### Exercise
Please repeat all of the listing exactly.

************

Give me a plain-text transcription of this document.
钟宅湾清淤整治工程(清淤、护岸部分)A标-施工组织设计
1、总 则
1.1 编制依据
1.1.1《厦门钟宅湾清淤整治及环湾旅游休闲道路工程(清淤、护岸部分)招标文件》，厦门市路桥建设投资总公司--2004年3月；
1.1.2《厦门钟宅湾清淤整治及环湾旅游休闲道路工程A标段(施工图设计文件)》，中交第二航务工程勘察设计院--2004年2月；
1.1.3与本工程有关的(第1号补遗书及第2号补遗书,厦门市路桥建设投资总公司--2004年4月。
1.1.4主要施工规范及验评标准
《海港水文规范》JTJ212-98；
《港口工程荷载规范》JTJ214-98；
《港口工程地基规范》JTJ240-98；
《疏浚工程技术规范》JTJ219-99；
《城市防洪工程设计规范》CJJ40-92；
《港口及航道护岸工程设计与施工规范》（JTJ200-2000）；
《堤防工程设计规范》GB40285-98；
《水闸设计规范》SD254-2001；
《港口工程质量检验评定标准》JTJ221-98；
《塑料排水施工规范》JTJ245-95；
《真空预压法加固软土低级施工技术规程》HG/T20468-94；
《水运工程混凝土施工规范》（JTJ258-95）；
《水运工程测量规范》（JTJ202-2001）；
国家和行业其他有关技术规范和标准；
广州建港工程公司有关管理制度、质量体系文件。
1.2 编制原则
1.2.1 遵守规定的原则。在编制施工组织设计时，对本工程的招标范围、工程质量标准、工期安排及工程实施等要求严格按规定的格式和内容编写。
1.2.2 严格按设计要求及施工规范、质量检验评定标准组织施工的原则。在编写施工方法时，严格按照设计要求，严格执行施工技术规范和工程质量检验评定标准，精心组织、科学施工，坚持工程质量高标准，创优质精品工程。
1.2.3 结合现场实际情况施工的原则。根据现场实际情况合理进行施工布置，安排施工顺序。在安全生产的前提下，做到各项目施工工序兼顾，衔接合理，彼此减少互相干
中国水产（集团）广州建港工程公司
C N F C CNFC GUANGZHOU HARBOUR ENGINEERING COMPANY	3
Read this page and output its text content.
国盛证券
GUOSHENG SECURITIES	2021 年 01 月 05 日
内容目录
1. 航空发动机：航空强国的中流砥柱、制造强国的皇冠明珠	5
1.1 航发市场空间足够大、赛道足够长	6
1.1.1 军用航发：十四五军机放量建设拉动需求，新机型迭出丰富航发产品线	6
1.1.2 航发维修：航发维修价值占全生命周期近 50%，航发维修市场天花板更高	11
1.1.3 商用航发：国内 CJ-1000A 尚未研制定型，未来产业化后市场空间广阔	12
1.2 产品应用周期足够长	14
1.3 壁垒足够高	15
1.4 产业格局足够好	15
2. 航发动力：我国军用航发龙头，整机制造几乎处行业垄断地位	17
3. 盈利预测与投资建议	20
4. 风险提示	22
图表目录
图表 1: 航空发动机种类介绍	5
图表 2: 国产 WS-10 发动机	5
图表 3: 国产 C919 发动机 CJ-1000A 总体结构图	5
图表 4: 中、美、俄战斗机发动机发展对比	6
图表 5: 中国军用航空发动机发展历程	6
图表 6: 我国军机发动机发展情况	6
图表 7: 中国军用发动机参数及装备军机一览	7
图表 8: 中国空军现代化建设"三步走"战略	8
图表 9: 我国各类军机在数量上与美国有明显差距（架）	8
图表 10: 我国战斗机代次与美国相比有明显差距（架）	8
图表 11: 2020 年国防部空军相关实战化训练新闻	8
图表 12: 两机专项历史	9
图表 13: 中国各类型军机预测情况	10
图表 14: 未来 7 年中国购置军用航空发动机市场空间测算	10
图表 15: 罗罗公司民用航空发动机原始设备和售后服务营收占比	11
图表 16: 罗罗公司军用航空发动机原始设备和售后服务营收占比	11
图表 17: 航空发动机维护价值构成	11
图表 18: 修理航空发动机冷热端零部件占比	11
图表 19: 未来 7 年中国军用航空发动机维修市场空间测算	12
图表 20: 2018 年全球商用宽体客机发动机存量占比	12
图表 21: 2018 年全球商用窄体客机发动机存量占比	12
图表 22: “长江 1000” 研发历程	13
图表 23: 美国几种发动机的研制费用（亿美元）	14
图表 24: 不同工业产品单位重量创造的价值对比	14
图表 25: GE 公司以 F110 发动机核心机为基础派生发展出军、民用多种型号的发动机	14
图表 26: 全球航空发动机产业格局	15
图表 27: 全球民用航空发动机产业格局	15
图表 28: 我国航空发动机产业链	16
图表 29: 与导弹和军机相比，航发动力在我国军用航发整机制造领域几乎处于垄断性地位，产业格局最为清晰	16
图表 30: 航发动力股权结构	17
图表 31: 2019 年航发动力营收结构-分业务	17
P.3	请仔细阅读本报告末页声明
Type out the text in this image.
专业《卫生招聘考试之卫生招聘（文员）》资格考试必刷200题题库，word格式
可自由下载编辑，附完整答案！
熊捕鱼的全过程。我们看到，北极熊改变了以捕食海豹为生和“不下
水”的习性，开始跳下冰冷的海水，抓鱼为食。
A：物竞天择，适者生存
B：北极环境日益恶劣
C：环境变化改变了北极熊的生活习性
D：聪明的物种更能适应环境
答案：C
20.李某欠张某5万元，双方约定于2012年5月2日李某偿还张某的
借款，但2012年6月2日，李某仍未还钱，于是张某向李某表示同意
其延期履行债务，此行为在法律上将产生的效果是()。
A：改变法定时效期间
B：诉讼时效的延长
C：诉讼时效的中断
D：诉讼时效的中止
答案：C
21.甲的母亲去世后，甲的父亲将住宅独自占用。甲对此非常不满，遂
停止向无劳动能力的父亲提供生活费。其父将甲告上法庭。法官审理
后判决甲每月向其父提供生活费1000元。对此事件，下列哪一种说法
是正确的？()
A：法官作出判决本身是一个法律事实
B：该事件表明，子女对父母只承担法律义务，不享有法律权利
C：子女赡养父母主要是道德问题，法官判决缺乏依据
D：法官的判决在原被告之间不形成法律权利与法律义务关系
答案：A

************

### Answer to this problem
Give me a plain-text transcription of this document.
钟宅湾清淤整治工程(清淤、护岸部分)A标-施工组织设计
1、总 则
1.1 编制依据
1.1.1《厦门钟宅湾清淤整治及环湾旅游休闲道路工程(清淤、护岸部分)招标文件》，厦门市路桥建设投资总公司--2004年3月；
1.1.2《厦门钟宅湾清淤整治及环湾旅游休闲道路工程A标段(施工图设计文件)》，中交第二航务工程勘察设计院--2004年2月；
1.1.3与本工程有关的(第1号补遗书及第2号补遗书,厦门市路桥建设投资总公司--2004年4月。
1.1.4主要施工规范及验评标准
《海港水文规范》JTJ212-98；
《港口工程荷载规范》JTJ214-98；
《港口工程地基规范》JTJ240-98；
《疏浚工程技术规范》JTJ219-99；
《城市防洪工程设计规范》CJJ40-92；
《港口及航道护岸工程设计与施工规范》（JTJ200-2000）；
《堤防工程设计规范》GB40285-98；
《水闸设计规范》SD254-2001；
《港口工程质量检验评定标准》JTJ221-98；
《塑料排水施工规范》JTJ245-95；
《真空预压法加固软土低级施工技术规程》HG/T20468-94；
《水运工程混凝土施工规范》（JTJ258-95）；
《水运工程测量规范》（JTJ202-2001）；
国家和行业其他有关技术规范和标准；
广州建港工程公司有关管理制度、质量体系文件。
1.2 编制原则
1.2.1 遵守规定的原则。在编制施工组织设计时，对本工程的招标范围、工程质量标准、工期安排及工程实施等要求严格按规定的格式和内容编写。
1.2.2 严格按设计要求及施工规范、质量检验评定标准组织施工的原则。在编写施工方法时，严格按照设计要求，严格执行施工技术规范和工程质量检验评定标准，精心组织、科学施工，坚持工程质量高标准，创优质精品工程。
1.2.3 结合现场实际情况施工的原则。根据现场实际情况合理进行施工布置，安排施工顺序。在安全生产的前提下，做到各项目施工工序兼顾，衔接合理，彼此减少互相干
中国水产（集团）广州建港工程公司
C N F C CNFC GUANGZHOU HARBOUR ENGINEERING COMPANY	3
Read this page and output its text content.
国盛证券
GUOSHENG SECURITIES	2021 年 01 月 05 日
内容目录
1. 航空发动机：航空强国的中流砥柱、制造强国的皇冠明珠	5
1.1 航发市场空间足够大、赛道足够长	6
1.1.1 军用航发：十四五军机放量建设拉动需求，新机型迭出丰富航发产品线	6
1.1.2 航发维修：航发维修价值占全生命周期近 50%，航发维修市场天花板更高	11
1.1.3 商用航发：国内 CJ-1000A 尚未研制定型，未来产业化后市场空间广阔	12
1.2 产品应用周期足够长	14
1.3 壁垒足够高	15
1.4 产业格局足够好	15
2. 航发动力：我国军用航发龙头，整机制造几乎处行业垄断地位	17
3. 盈利预测与投资建议	20
4. 风险提示	22
图表目录
图表 1: 航空发动机种类介绍	5
图表 2: 国产 WS-10 发动机	5
图表 3: 国产 C919 发动机 CJ-1000A 总体结构图	5
图表 4: 中、美、俄战斗机发动机发展对比	6
图表 5: 中国军用航空发动机发展历程	6
图表 6: 我国军机发动机发展情况	6
图表 7: 中国军用发动机参数及装备军机一览	7
图表 8: 中国空军现代化建设"三步走"战略	8
图表 9: 我国各类军机在数量上与美国有明显差距（架）	8
图表 10: 我国战斗机代次与美国相比有明显差距（架）	8
图表 11: 2020 年国防部空军相关实战化训练新闻	8
图表 12: 两机专项历史	9
图表 13: 中国各类型军机预测情况	10
图表 14: 未来 7 年中国购置军用航空发动机市场空间测算	10
图表 15: 罗罗公司民用航空发动机原始设备和售后服务营收占比	11
图表 16: 罗罗公司军用航空发动机原始设备和售后服务营收占比	11
图表 17: 航空发动机维护价值构成	11
图表 18: 修理航空发动机冷热端零部件占比	11
图表 19: 未来 7 年中国军用航空发动机维修市场空间测算	12
图表 20: 2018 年全球商用宽体客机发动机存量占比	12
图表 21: 2018 年全球商用窄体客机发动机存量占比	12
图表 22: “长江 1000” 研发历程	13
图表 23: 美国几种发动机的研制费用（亿美元）	14
图表 24: 不同工业产品单位重量创造的价值对比	14
图表 25: GE 公司以 F110 发动机核心机为基础派生发展出军、民用多种型号的发动机	14
图表 26: 全球航空发动机产业格局	15
图表 27: 全球民用航空发动机产业格局	15
图表 28: 我国航空发动机产业链	16
图表 29: 与导弹和军机相比，航发动力在我国军用航发整机制造领域几乎处于垄断性地位，产业格局最为清晰	16
图表 30: 航发动力股权结构	17
图表 31: 2019 年航发动力营收结构-分业务	17
P.3	请仔细阅读本报告末页声明
Type out the text in this image.
专业《卫生招聘考试之卫生招聘（文员）》资格考试必刷200题题库，word格式
可自由下载编辑，附完整答案！
熊捕鱼的全过程。我们看到，北极熊改变了以捕食海豹为生和“不下
水”的习性，开始跳下冰冷的海水，抓鱼为食。
A：物竞天择，适者生存
B：北极环境日益恶劣
C：环境变化改变了北极熊的生活习性
D：聪明的物种更能适应环境
答案：C
20.李某欠张某5万元，双方约定于2012年5月2日李某偿还张某的
借款，但2012年6月2日，李某仍未还钱，于是张某向李某表示同意
其延期履行债务，此行为在法律上将产生的效果是()。
A：改变法定时效期间
B：诉讼时效的延长
C：诉讼时效的中断
D：诉讼时效的中止
答案：C
21.甲的母亲去世后，甲的父亲将住宅独自占用。甲对此非常不满，遂
停止向无劳动能力的父亲提供生活费。其父将甲告上法庭。法官审理
后判决甲每月向其父提供生活费1000元。对此事件，下列哪一种说法
是正确的？()
A：法官作出判决本身是一个法律事实
B：该事件表明，子女对父母只承担法律义务，不享有法律权利
C：子女赡养父母主要是道德问题，法官判决缺乏依据
D：法官的判决在原被告之间不形成法律权利与法律义务关系
答案：A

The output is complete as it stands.